--- START DATA EXTRACT ---
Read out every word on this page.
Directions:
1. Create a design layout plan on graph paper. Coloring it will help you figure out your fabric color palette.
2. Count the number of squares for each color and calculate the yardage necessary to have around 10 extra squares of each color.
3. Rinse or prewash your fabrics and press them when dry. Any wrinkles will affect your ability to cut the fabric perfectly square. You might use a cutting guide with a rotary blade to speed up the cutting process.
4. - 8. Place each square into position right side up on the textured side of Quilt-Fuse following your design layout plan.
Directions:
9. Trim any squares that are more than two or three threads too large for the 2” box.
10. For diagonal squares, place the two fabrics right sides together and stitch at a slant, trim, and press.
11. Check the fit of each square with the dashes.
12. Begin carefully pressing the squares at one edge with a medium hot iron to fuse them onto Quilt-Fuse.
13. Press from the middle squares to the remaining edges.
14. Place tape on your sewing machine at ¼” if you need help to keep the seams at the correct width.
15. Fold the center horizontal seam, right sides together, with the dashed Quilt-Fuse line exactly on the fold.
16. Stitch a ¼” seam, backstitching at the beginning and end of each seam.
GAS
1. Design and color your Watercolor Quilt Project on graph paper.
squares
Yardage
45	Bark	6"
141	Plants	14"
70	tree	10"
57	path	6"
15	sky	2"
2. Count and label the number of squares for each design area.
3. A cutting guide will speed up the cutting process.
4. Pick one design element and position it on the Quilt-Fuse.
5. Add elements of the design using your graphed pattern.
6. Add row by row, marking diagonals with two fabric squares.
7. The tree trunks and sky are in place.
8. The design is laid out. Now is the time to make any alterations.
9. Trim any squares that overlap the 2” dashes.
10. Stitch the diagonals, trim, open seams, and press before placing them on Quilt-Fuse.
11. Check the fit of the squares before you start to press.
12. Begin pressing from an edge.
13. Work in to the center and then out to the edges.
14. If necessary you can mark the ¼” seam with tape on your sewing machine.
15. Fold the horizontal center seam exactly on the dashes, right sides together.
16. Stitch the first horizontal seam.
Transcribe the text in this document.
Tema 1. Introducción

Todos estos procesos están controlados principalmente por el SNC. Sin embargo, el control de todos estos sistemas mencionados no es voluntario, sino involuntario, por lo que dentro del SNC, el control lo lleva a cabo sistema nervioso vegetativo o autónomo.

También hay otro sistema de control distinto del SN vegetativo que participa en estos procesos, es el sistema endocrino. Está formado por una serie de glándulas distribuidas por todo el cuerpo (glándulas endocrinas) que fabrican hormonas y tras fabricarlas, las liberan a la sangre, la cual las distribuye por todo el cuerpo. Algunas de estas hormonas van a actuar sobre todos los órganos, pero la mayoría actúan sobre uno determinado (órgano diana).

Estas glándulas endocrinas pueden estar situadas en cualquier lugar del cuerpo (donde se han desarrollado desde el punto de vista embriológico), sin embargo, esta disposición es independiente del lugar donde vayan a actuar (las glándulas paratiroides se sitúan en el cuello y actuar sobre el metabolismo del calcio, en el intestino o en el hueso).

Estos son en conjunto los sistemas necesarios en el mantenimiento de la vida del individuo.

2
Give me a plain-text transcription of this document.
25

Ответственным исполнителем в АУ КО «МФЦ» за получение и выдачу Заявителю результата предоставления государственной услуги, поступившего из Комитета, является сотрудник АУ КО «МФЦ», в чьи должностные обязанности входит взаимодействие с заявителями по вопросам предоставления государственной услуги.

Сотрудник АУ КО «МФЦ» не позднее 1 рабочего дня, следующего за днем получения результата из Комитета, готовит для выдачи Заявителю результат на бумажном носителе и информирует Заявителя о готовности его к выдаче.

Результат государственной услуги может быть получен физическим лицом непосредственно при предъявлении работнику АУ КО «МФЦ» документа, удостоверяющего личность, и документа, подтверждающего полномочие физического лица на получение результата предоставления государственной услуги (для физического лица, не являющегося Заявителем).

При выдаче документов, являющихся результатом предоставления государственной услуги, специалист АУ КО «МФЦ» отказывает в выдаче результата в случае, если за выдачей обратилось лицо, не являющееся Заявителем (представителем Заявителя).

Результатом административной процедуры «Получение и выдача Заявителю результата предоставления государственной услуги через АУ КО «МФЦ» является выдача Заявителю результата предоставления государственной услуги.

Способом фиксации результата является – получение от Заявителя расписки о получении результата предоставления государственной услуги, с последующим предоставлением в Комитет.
--- END DATA EXTRACT ---
**WHAT IS NEEDED:**
Using the listing above, please repeat every entry exactly.

**REPLY:**
Read out every word on this page.
Directions:
1. Create a design layout plan on graph paper. Coloring it will help you figure out your fabric color palette.
2. Count the number of squares for each color and calculate the yardage necessary to have around 10 extra squares of each color.
3. Rinse or prewash your fabrics and press them when dry. Any wrinkles will affect your ability to cut the fabric perfectly square. You might use a cutting guide with a rotary blade to speed up the cutting process.
4. - 8. Place each square into position right side up on the textured side of Quilt-Fuse following your design layout plan.
Directions:
9. Trim any squares that are more than two or three threads too large for the 2” box.
10. For diagonal squares, place the two fabrics right sides together and stitch at a slant, trim, and press.
11. Check the fit of each square with the dashes.
12. Begin carefully pressing the squares at one edge with a medium hot iron to fuse them onto Quilt-Fuse.
13. Press from the middle squares to the remaining edges.
14. Place tape on your sewing machine at ¼” if you need help to keep the seams at the correct width.
15. Fold the center horizontal seam, right sides together, with the dashed Quilt-Fuse line exactly on the fold.
16. Stitch a ¼” seam, backstitching at the beginning and end of each seam.
GAS
1. Design and color your Watercolor Quilt Project on graph paper.
squares
Yardage
45	Bark	6"
141	Plants	14"
70	tree	10"
57	path	6"
15	sky	2"
2. Count and label the number of squares for each design area.
3. A cutting guide will speed up the cutting process.
4. Pick one design element and position it on the Quilt-Fuse.
5. Add elements of the design using your graphed pattern.
6. Add row by row, marking diagonals with two fabric squares.
7. The tree trunks and sky are in place.
8. The design is laid out. Now is the time to make any alterations.
9. Trim any squares that overlap the 2” dashes.
10. Stitch the diagonals, trim, open seams, and press before placing them on Quilt-Fuse.
11. Check the fit of the squares before you start to press.
12. Begin pressing from an edge.
13. Work in to the center and then out to the edges.
14. If necessary you can mark the ¼” seam with tape on your sewing machine.
15. Fold the horizontal center seam exactly on the dashes, right sides together.
16. Stitch the first horizontal seam.
Transcribe the text in this document.
Tema 1. Introducción

Todos estos procesos están controlados principalmente por el SNC. Sin embargo, el control de todos estos sistemas mencionados no es voluntario, sino involuntario, por lo que dentro del SNC, el control lo lleva a cabo sistema nervioso vegetativo o autónomo.

También hay otro sistema de control distinto del SN vegetativo que participa en estos procesos, es el sistema endocrino. Está formado por una serie de glándulas distribuidas por todo el cuerpo (glándulas endocrinas) que fabrican hormonas y tras fabricarlas, las liberan a la sangre, la cual las distribuye por todo el cuerpo. Algunas de estas hormonas van a actuar sobre todos los órganos, pero la mayoría actúan sobre uno determinado (órgano diana).

Estas glándulas endocrinas pueden estar situadas en cualquier lugar del cuerpo (donde se han desarrollado desde el punto de vista embriológico), sin embargo, esta disposición es independiente del lugar donde vayan a actuar (las glándulas paratiroides se sitúan en el cuello y actuar sobre el metabolismo del calcio, en el intestino o en el hueso).

Estos son en conjunto los sistemas necesarios en el mantenimiento de la vida del individuo.

2
Give me a plain-text transcription of this document.
25

Ответственным исполнителем в АУ КО «МФЦ» за получение и выдачу Заявителю результата предоставления государственной услуги, поступившего из Комитета, является сотрудник АУ КО «МФЦ», в чьи должностные обязанности входит взаимодействие с заявителями по вопросам предоставления государственной услуги.

Сотрудник АУ КО «МФЦ» не позднее 1 рабочего дня, следующего за днем получения результата из Комитета, готовит для выдачи Заявителю результат на бумажном носителе и информирует Заявителя о готовности его к выдаче.

Результат государственной услуги может быть получен физическим лицом непосредственно при предъявлении работнику АУ КО «МФЦ» документа, удостоверяющего личность, и документа, подтверждающего полномочие физического лица на получение результата предоставления государственной услуги (для физического лица, не являющегося Заявителем).

При выдаче документов, являющихся результатом предоставления государственной услуги, специалист АУ КО «МФЦ» отказывает в выдаче результата в случае, если за выдачей обратилось лицо, не являющееся Заявителем (представителем Заявителя).

Результатом административной процедуры «Получение и выдача Заявителю результата предоставления государственной услуги через АУ КО «МФЦ» является выдача Заявителю результата предоставления государственной услуги.

Способом фиксации результата является – получение от Заявителя расписки о получении результата предоставления государственной услуги, с последующим предоставлением в Комитет.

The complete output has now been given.